■ Extracted data:
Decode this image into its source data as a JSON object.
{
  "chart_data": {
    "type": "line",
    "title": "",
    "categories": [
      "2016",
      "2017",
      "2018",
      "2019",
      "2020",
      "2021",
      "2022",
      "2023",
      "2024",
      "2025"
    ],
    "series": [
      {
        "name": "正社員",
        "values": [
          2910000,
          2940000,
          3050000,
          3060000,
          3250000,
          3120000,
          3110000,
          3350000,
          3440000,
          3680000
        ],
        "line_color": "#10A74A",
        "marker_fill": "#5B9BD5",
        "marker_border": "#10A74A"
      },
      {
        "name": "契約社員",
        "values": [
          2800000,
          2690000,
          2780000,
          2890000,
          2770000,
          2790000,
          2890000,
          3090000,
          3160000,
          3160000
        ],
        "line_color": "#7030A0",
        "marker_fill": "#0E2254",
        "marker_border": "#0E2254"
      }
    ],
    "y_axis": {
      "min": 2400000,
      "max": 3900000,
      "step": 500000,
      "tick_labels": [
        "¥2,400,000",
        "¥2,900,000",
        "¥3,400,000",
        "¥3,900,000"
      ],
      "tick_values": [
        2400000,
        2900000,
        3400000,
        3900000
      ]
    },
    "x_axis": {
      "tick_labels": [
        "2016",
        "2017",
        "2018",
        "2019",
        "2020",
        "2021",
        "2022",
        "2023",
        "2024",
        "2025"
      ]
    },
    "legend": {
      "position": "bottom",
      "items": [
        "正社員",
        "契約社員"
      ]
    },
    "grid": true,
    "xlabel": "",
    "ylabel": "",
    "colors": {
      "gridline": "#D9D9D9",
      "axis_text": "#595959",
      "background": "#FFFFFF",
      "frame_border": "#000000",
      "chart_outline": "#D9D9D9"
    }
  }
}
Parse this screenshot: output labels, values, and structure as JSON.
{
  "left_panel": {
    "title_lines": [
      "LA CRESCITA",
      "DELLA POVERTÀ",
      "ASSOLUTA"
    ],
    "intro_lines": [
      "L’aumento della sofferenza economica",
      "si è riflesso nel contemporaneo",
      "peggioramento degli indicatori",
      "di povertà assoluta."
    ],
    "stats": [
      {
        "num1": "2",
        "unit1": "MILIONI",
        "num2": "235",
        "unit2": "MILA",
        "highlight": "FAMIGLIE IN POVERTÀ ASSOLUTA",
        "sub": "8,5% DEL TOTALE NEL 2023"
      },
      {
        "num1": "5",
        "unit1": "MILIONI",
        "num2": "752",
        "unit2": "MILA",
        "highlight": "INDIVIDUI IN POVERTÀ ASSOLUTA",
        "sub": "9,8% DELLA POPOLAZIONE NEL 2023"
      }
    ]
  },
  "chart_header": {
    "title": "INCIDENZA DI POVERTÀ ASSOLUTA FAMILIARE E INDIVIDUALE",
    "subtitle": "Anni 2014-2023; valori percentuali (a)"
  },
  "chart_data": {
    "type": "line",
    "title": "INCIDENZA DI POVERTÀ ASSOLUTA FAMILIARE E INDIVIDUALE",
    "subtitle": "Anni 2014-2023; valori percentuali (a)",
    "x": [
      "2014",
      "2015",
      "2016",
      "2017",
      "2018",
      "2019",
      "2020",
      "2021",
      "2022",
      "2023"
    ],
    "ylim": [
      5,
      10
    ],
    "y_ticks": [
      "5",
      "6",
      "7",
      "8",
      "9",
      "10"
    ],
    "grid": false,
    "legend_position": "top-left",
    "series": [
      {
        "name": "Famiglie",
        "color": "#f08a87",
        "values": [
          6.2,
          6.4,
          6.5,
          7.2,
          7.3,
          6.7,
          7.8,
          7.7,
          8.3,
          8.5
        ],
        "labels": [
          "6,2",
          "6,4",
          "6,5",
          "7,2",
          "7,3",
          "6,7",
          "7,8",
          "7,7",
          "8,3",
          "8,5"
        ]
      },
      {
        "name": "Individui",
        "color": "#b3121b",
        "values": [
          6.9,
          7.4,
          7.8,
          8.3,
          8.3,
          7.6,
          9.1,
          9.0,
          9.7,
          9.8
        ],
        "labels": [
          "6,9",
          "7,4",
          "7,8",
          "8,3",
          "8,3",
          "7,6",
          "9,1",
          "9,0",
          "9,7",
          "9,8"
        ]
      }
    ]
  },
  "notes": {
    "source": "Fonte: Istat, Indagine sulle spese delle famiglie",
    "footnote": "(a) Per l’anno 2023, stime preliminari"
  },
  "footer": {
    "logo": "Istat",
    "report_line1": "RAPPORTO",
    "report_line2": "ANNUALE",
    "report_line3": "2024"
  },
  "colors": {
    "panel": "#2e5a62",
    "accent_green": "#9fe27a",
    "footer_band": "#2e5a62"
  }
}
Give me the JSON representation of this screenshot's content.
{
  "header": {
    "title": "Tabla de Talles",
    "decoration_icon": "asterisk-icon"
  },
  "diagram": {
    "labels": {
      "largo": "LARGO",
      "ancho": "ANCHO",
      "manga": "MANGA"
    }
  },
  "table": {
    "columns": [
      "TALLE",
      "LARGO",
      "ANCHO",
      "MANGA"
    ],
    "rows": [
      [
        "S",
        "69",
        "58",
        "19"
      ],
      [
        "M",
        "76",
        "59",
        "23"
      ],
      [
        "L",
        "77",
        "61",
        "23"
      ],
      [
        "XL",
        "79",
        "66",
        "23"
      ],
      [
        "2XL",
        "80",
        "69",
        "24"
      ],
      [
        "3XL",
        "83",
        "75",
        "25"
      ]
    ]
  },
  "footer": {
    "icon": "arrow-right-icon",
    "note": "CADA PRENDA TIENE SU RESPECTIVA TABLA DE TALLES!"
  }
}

■ Instructions for the task:
Extract every line from the records above that contains the word "highlight".

■ Result:
        "highlight": "FAMIGLIE IN POVERTÀ ASSOLUTA",
        "highlight": "INDIVIDUI IN POVERTÀ ASSOLUTA",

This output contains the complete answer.